Trying to make sense out of VTune results (FLOPS-related)

lhartzman · ‎05-13-2009

In trying to understand what the results being returned by VTune are, I wrote up a simple program on Linux to just assign values to a 1000 element floating point array. The values being assigned were an addition of the loop variable (cast to float) and a single precision floating point number. I then created an activity to return x87 retired instructions and all of the packed single/double precision retired instructions.

When compiled with -O3 -xW -g, I got the following results regarding the floating point operations:

x87 instructions retired samples: 105
x87 instructions retired events: 8820
packed single precision floating point SSE retired samples: 14
packed single precision floating point SSE retired events: 14

When compiled with -O0 -g, the numbers came back as follows:

x87 instructions retired samples: 131
x87 instructions retired events: 10873
packed single precision floating point SSE retired samples: 14
packed single precision floating point SSE retired events: 14

As I said, the whole program was assigning floating point values to an array of 1000 elements. So there was one explicit floating point add that was executed 1000 times. How do I correlate this with the numbers returned above if I'm trying to count FLOPS? Code is below.

Thank you.

Les

for (i = 0; i < 1000; i++)
{
arr = (float)i + 10.3f;
}

robert-reed · ‎05-13-2009

Quoting - lhartzman

In trying to understand what the results being returned by VTune are, I wrote up a simple program on Linux to just assign values to a 1000 element floating point array. The values being assigned were an addition of the loop variable (cast to float) and a single precision floating point number. I then created an activity to return x87 retired instructions and all of the packed single/double precision retired instructions.

When compiled with -O3 -xW -g, I got the following results regarding the floating point operations:

x87 instructions retired samples: 105
x87 instructions retired events: 8820
packed single precision floating point SSE retired samples: 14
packed single precision floating point SSE retired events: 14

When compiled with -O0 -g, the numbers came back as follows:

x87 instructions retired samples: 131
x87 instructions retired events: 10873
packed single precision floating point SSE retired samples: 14
packed single precision floating point SSE retired events: 14

As I said, the whole program was assigning floating point values to an array of 1000 elements. So there was one explicit floating point add that was executed 1000 times. How do I correlate this with the numbers returned above if I'm trying to count FLOPS?
○ ○ ○ ○
[GIVEN TASK] In the VTune forum thread, how many x87 instructions retired events were reported when the program was compiled with -O0 -g?

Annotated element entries
○ ○ ○ ○
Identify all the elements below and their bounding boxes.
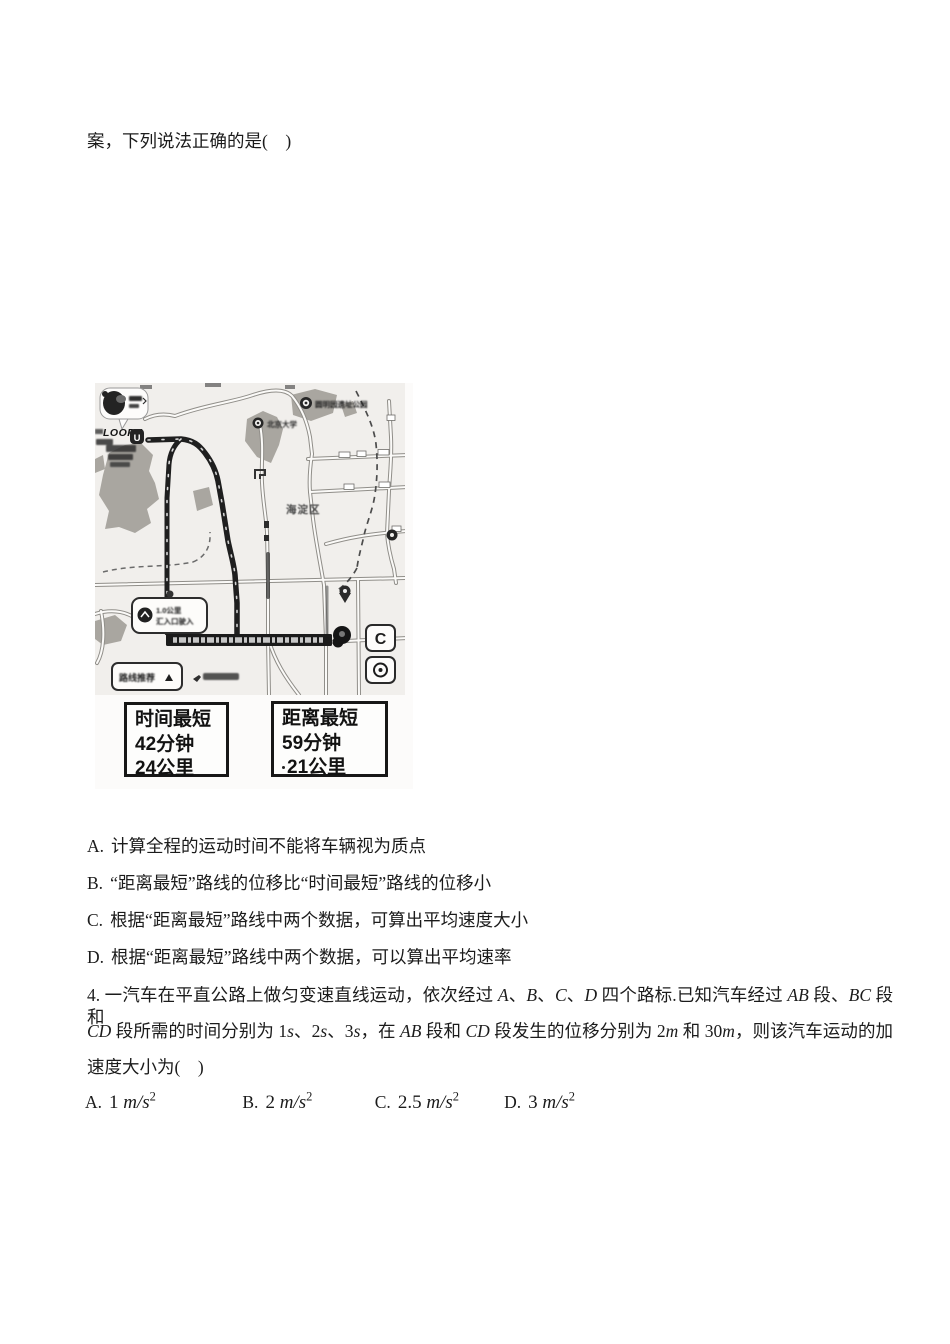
card-title: 距离最短 <box>282 707 385 732</box>
q4-option-a: A.1 m/s2 <box>85 1090 238 1114</box>
formula: 2 m/s2 <box>265 1092 312 1113</box>
maneuver-icon <box>138 608 153 623</box>
q3-option-c: C.根据“距离最短”路线中两个数据，可算出平均速度大小 <box>87 909 528 931</box>
formula: 1 m/s2 <box>109 1092 156 1113</box>
option-label: B. <box>87 873 103 893</box>
card-time: 59分钟 <box>282 732 385 757</box>
district-label: 海淀区 <box>286 503 321 516</box>
exam-page: 案，下列说法正确的是( ) <box>0 0 950 1344</box>
locate-button <box>366 657 395 683</box>
option-label: D. <box>87 947 104 967</box>
q4-option-c: C.2.5 m/s2 <box>375 1090 500 1114</box>
formula: 2.5 m/s2 <box>398 1092 459 1113</box>
option-text: 根据“距离最短”路线中两个数据，可算出平均速度大小 <box>110 910 528 930</box>
nav-distance-text: 1.0公里 <box>156 606 182 615</box>
poi-icon <box>300 397 312 409</box>
route-option-pill: 路线推荐 <box>112 663 182 690</box>
option-text: “距离最短”路线的位移比“时间最短”路线的位移小 <box>110 873 491 893</box>
poi-label: 圆明园遗址公园 <box>315 399 368 409</box>
refresh-icon: C <box>375 631 387 648</box>
card-time: 42分钟 <box>135 733 226 758</box>
card-distance: 24公里 <box>135 757 226 782</box>
intro-line: 案，下列说法正确的是( ) <box>87 130 291 152</box>
q4-options-row: A.1 m/s2 B.2 m/s2 C.2.5 m/s2 D.3 m/s2 <box>85 1090 575 1114</box>
q4-option-b: B.2 m/s2 <box>242 1090 370 1114</box>
nav-instruction-bubble: 1.0公里 汇入口驶入 <box>132 598 207 633</box>
navigation-map-figure: 圆明园遗址公园 北京大学 海淀区 <box>95 383 413 789</box>
route-option-text: 路线推荐 <box>119 672 155 683</box>
q4-option-d: D.3 m/s2 <box>504 1090 575 1114</box>
scan-artifact-dot <box>282 766 285 769</box>
refresh-button: C <box>366 625 395 651</box>
route-card-distance-shortest: 距离最短 59分钟 21公里 <box>271 701 388 777</box>
card-distance: 21公里 <box>282 756 385 781</box>
q3-option-a: A.计算全程的运动时间不能将车辆视为质点 <box>87 835 426 857</box>
q4-stem-line-2: CD 段所需的时间分别为 1s、2s、3s，在 AB 段和 CD 段发生的位移分… <box>87 1020 893 1042</box>
option-label: A. <box>87 836 104 856</box>
option-label: C. <box>87 910 103 930</box>
card-title: 时间最短 <box>135 708 226 733</box>
svg-text:U: U <box>134 433 141 444</box>
poi-icon <box>253 418 264 429</box>
q3-option-b: B.“距离最短”路线的位移比“时间最短”路线的位移小 <box>87 872 491 894</box>
route-start-marker: U <box>130 429 144 444</box>
navigation-map-image: 圆明园遗址公园 北京大学 海淀区 <box>95 383 405 695</box>
q4-stem-line-3: 速度大小为( ) <box>87 1056 893 1078</box>
q3-option-d: D.根据“距离最短”路线中两个数据，可以算出平均速率 <box>87 946 512 968</box>
option-text: 计算全程的运动时间不能将车辆视为质点 <box>111 836 426 856</box>
poi-dot-icon <box>387 530 398 541</box>
formula: 3 m/s2 <box>528 1092 575 1113</box>
option-text: 根据“距离最短”路线中两个数据，可以算出平均速率 <box>111 947 512 967</box>
nav-action-text: 汇入口驶入 <box>156 616 194 626</box>
poi-label: 北京大学 <box>267 419 297 429</box>
route-card-time-shortest: 时间最短 42分钟 24公里 <box>124 702 229 777</box>
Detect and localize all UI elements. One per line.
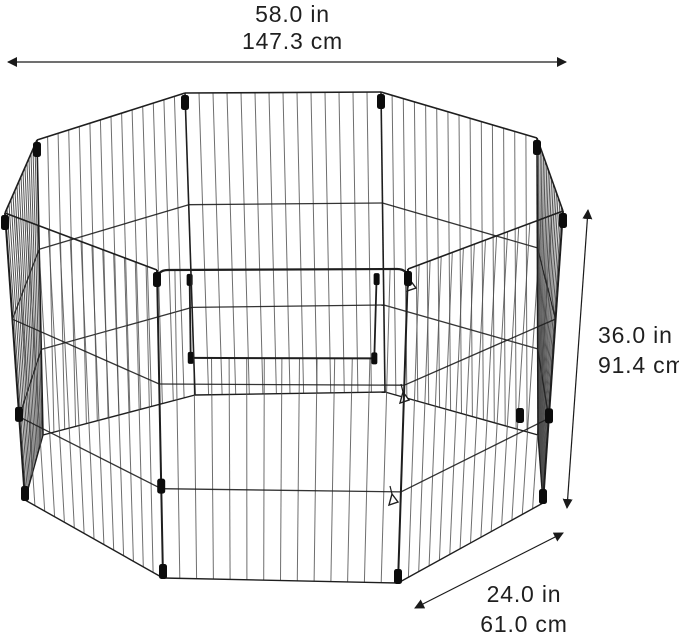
playpen-wireframe: [0, 0, 679, 636]
corner-posts: [5, 92, 563, 583]
width-dimension-label: 58.0 in 147.3 cm: [170, 1, 415, 55]
height-inches: 36.0 in: [598, 320, 679, 350]
depth-dimension-label: 24.0 in 61.0 cm: [444, 579, 604, 636]
height-dimension-label: 36.0 in 91.4 cm: [598, 320, 679, 380]
height-dimension-arrow: [567, 210, 588, 508]
playpen-illustration: [0, 0, 679, 636]
width-centimeters: 147.3 cm: [170, 28, 415, 55]
height-centimeters: 91.4 cm: [598, 350, 679, 380]
product-dimension-diagram: 58.0 in 147.3 cm 36.0 in 91.4 cm 24.0 in…: [0, 0, 679, 636]
wire-panel: [185, 92, 385, 395]
width-inches: 58.0 in: [170, 1, 415, 28]
depth-inches: 24.0 in: [444, 579, 604, 609]
wire-panel: [537, 138, 563, 503]
depth-centimeters: 61.0 cm: [444, 609, 604, 636]
door-panel: [157, 269, 416, 583]
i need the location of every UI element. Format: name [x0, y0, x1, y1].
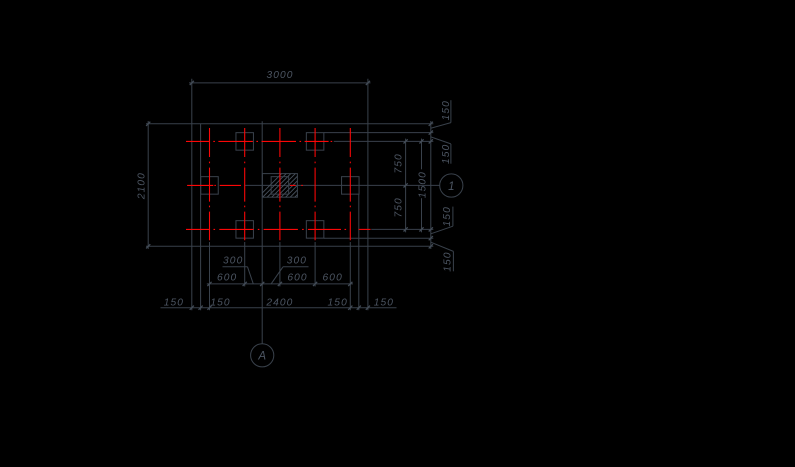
- svg-text:300: 300: [287, 255, 307, 266]
- svg-text:750: 750: [393, 153, 404, 173]
- svg-text:1500: 1500: [417, 171, 428, 198]
- svg-text:2400: 2400: [265, 297, 293, 308]
- svg-text:600: 600: [287, 272, 307, 283]
- svg-text:150: 150: [328, 297, 348, 308]
- svg-text:150: 150: [441, 100, 452, 120]
- svg-text:600: 600: [323, 272, 343, 283]
- svg-text:150: 150: [441, 144, 452, 164]
- svg-text:150: 150: [164, 297, 184, 308]
- svg-text:600: 600: [217, 272, 237, 283]
- svg-text:150: 150: [210, 297, 230, 308]
- svg-text:3000: 3000: [266, 70, 293, 81]
- svg-text:150: 150: [442, 251, 453, 271]
- svg-text:A: A: [257, 351, 266, 363]
- svg-text:1: 1: [448, 181, 454, 193]
- svg-text:150: 150: [442, 206, 453, 226]
- svg-text:750: 750: [393, 197, 404, 217]
- svg-text:2100: 2100: [137, 172, 148, 200]
- svg-text:150: 150: [374, 297, 394, 308]
- svg-text:300: 300: [223, 255, 243, 266]
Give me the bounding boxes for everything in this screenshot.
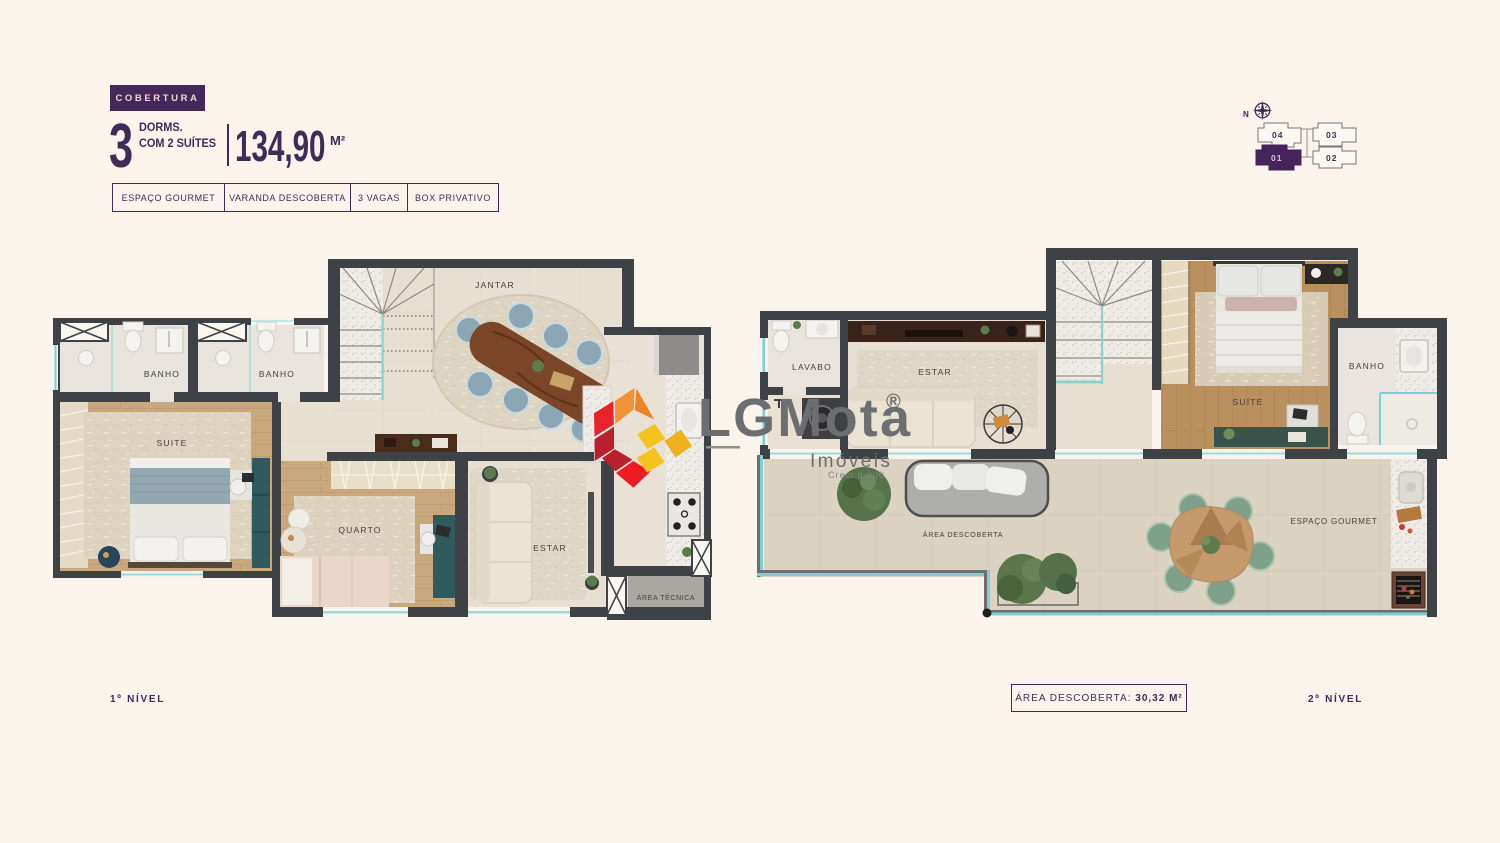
svg-text:SUÍTE: SUÍTE bbox=[1232, 397, 1263, 407]
svg-text:®: ® bbox=[886, 391, 901, 413]
svg-text:SUITE: SUITE bbox=[156, 438, 187, 448]
svg-text:01: 01 bbox=[1271, 153, 1282, 163]
svg-text:ESPAÇO GOURMET: ESPAÇO GOURMET bbox=[1290, 517, 1377, 526]
svg-text:Imóveis: Imóveis bbox=[810, 451, 892, 472]
svg-text:N: N bbox=[1243, 110, 1249, 119]
svg-text:ESTAR: ESTAR bbox=[918, 367, 952, 377]
svg-text:Creci d:300: Creci d:300 bbox=[828, 470, 885, 480]
svg-text:ESTAR: ESTAR bbox=[533, 543, 567, 553]
svg-text:02: 02 bbox=[1326, 153, 1337, 163]
svg-text:ÁREA DESCOBERTA: ÁREA DESCOBERTA bbox=[923, 530, 1004, 539]
svg-text:QUARTO: QUARTO bbox=[338, 525, 381, 535]
svg-text:ÁREA TÉCNICA: ÁREA TÉCNICA bbox=[637, 593, 695, 602]
svg-text:03: 03 bbox=[1326, 130, 1337, 140]
svg-text:BANHO: BANHO bbox=[144, 369, 180, 379]
svg-text:BANHO: BANHO bbox=[1349, 361, 1385, 371]
svg-text:04: 04 bbox=[1272, 130, 1283, 140]
svg-text:JANTAR: JANTAR bbox=[475, 280, 515, 290]
svg-text:BANHO: BANHO bbox=[259, 369, 295, 379]
svg-text:LGMota: LGMota bbox=[698, 388, 912, 448]
svg-text:LAVABO: LAVABO bbox=[792, 362, 832, 372]
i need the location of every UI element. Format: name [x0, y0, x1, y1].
○ ○ ○ ○
[SOLUTION FOR THIS PROBLEM] 10873